## WORK TO BE COMPLETED
Transcribe every entry word for word. Skip the pictures.

## EXCERPTED DATA
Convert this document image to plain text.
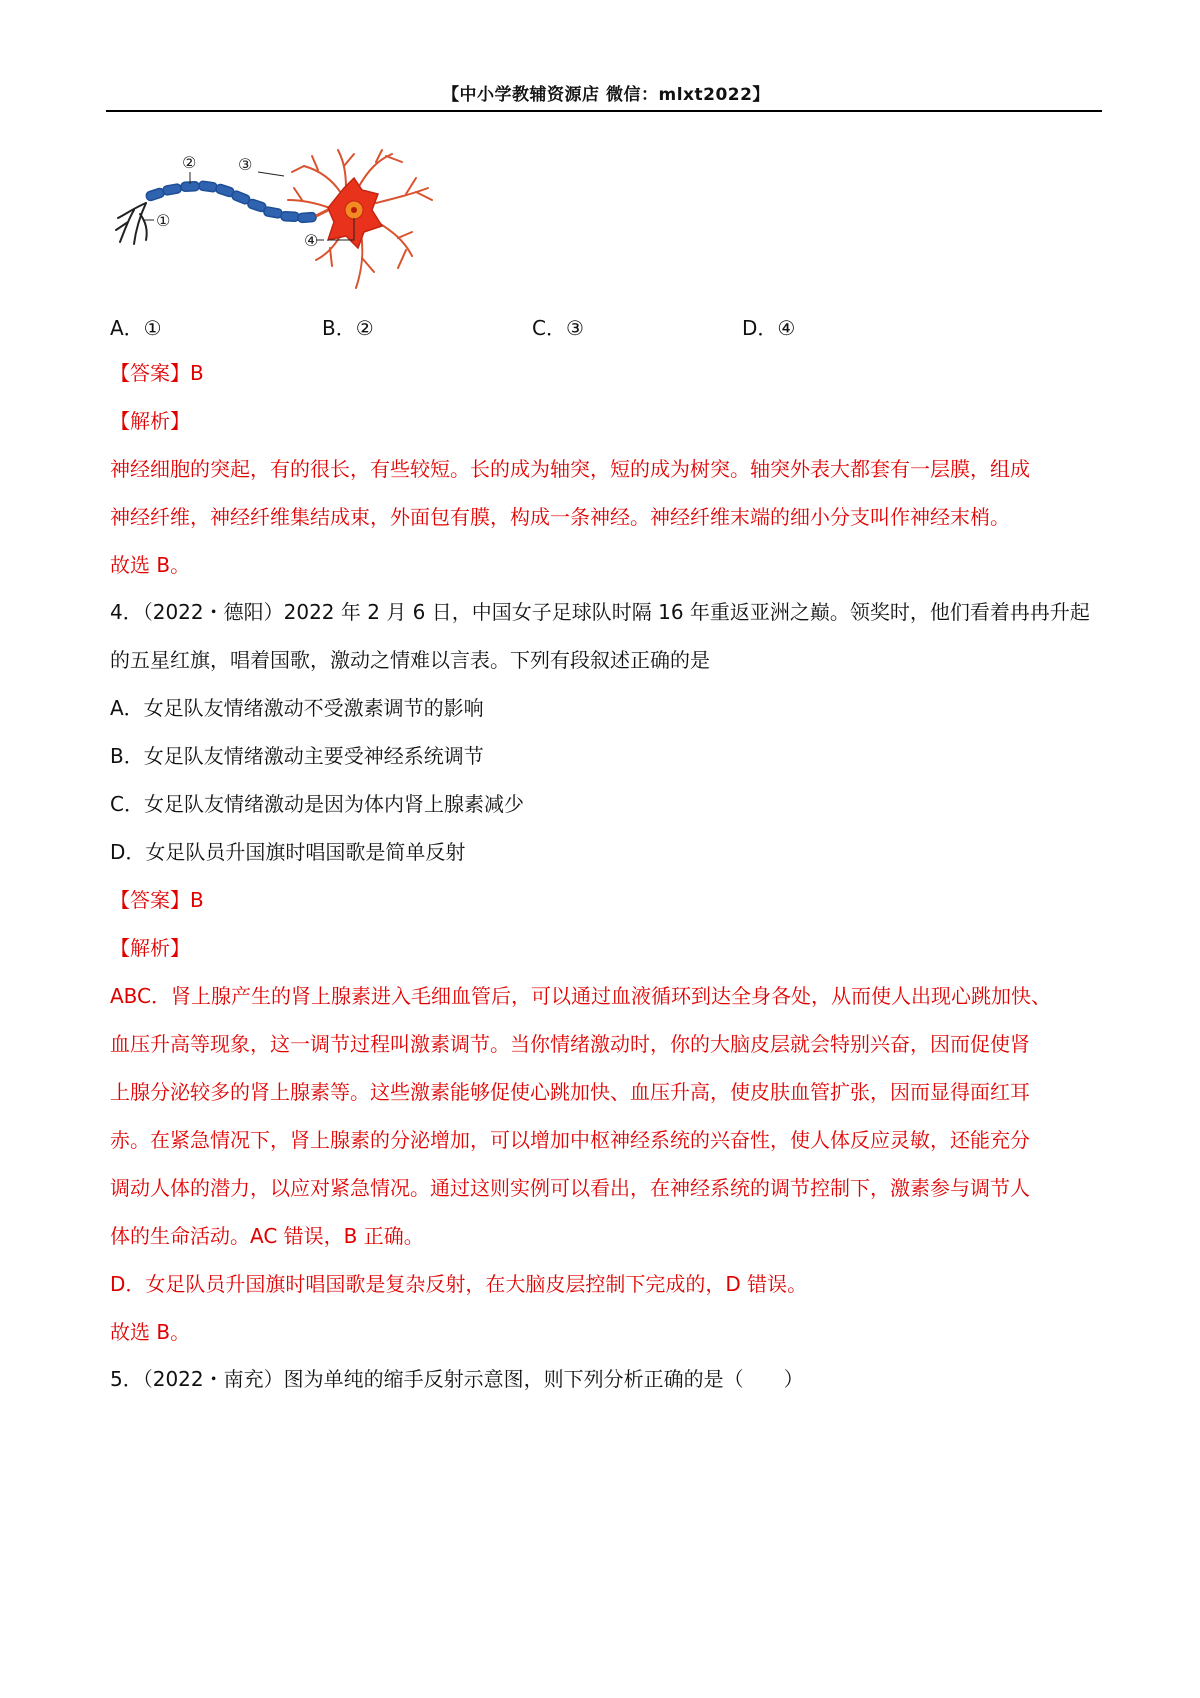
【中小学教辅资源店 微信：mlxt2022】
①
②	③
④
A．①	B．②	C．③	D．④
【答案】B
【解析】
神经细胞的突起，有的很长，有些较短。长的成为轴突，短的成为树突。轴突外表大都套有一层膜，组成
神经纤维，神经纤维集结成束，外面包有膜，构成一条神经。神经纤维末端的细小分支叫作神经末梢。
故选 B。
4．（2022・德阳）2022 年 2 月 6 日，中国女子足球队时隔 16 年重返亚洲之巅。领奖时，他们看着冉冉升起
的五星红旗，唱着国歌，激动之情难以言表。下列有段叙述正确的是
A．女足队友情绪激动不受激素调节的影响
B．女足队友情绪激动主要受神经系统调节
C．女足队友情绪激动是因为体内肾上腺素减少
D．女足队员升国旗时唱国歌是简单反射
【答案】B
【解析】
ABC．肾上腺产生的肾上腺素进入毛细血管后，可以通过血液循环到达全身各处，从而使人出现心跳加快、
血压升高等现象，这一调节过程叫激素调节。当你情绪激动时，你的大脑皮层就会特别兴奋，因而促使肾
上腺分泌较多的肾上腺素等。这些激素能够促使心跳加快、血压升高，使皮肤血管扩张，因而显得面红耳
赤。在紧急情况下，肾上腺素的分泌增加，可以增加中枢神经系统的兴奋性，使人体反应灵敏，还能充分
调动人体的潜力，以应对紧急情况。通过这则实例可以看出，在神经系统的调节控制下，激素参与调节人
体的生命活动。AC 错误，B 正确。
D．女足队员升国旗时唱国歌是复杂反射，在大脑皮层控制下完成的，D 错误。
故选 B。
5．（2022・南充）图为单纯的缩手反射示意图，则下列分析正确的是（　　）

## THE SOLUTION
Convert this document image to plain text.
【中小学教辅资源店 微信：mlxt2022】
①
②	③
④
A．①	B．②	C．③	D．④
【答案】B
【解析】
神经细胞的突起，有的很长，有些较短。长的成为轴突，短的成为树突。轴突外表大都套有一层膜，组成
神经纤维，神经纤维集结成束，外面包有膜，构成一条神经。神经纤维末端的细小分支叫作神经末梢。
故选 B。
4．（2022・德阳）2022 年 2 月 6 日，中国女子足球队时隔 16 年重返亚洲之巅。领奖时，他们看着冉冉升起
的五星红旗，唱着国歌，激动之情难以言表。下列有段叙述正确的是
A．女足队友情绪激动不受激素调节的影响
B．女足队友情绪激动主要受神经系统调节
C．女足队友情绪激动是因为体内肾上腺素减少
D．女足队员升国旗时唱国歌是简单反射
【答案】B
【解析】
ABC．肾上腺产生的肾上腺素进入毛细血管后，可以通过血液循环到达全身各处，从而使人出现心跳加快、
血压升高等现象，这一调节过程叫激素调节。当你情绪激动时，你的大脑皮层就会特别兴奋，因而促使肾
上腺分泌较多的肾上腺素等。这些激素能够促使心跳加快、血压升高，使皮肤血管扩张，因而显得面红耳
赤。在紧急情况下，肾上腺素的分泌增加，可以增加中枢神经系统的兴奋性，使人体反应灵敏，还能充分
调动人体的潜力，以应对紧急情况。通过这则实例可以看出，在神经系统的调节控制下，激素参与调节人
体的生命活动。AC 错误，B 正确。
D．女足队员升国旗时唱国歌是复杂反射，在大脑皮层控制下完成的，D 错误。
故选 B。
5．（2022・南充）图为单纯的缩手反射示意图，则下列分析正确的是（　　）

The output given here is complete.